Your task
Repeat the whole of the data, keeping every detail the same.

Source data
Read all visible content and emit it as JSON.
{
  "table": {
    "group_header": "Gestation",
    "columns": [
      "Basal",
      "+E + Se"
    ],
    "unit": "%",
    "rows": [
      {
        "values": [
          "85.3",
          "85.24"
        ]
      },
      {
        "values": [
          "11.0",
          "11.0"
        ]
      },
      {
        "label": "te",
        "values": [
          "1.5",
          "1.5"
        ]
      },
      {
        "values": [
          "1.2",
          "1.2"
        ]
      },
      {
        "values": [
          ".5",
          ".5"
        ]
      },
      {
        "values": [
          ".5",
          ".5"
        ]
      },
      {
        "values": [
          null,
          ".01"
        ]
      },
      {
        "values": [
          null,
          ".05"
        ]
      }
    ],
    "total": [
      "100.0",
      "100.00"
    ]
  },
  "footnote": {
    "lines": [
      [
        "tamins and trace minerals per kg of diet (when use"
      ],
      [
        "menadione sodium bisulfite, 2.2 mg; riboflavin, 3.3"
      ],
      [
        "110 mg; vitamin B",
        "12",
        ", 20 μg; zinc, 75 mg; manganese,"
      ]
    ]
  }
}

Answer in full
Read all visible content and emit it as JSON.
{
  "table": {
    "group_header": "Gestation",
    "columns": [
      "Basal",
      "+E + Se"
    ],
    "unit": "%",
    "rows": [
      {
        "values": [
          "85.3",
          "85.24"
        ]
      },
      {
        "values": [
          "11.0",
          "11.0"
        ]
      },
      {
        "label": "te",
        "values": [
          "1.5",
          "1.5"
        ]
      },
      {
        "values": [
          "1.2",
          "1.2"
        ]
      },
      {
        "values": [
          ".5",
          ".5"
        ]
      },
      {
        "values": [
          ".5",
          ".5"
        ]
      },
      {
        "values": [
          null,
          ".01"
        ]
      },
      {
        "values": [
          null,
          ".05"
        ]
      }
    ],
    "total": [
      "100.0",
      "100.00"
    ]
  },
  "footnote": {
    "lines": [
      [
        "tamins and trace minerals per kg of diet (when use"
      ],
      [
        "menadione sodium bisulfite, 2.2 mg; riboflavin, 3.3"
      ],
      [
        "110 mg; vitamin B",
        "12",
        ", 20 μg; zinc, 75 mg; manganese,"
      ]
    ]
  }
}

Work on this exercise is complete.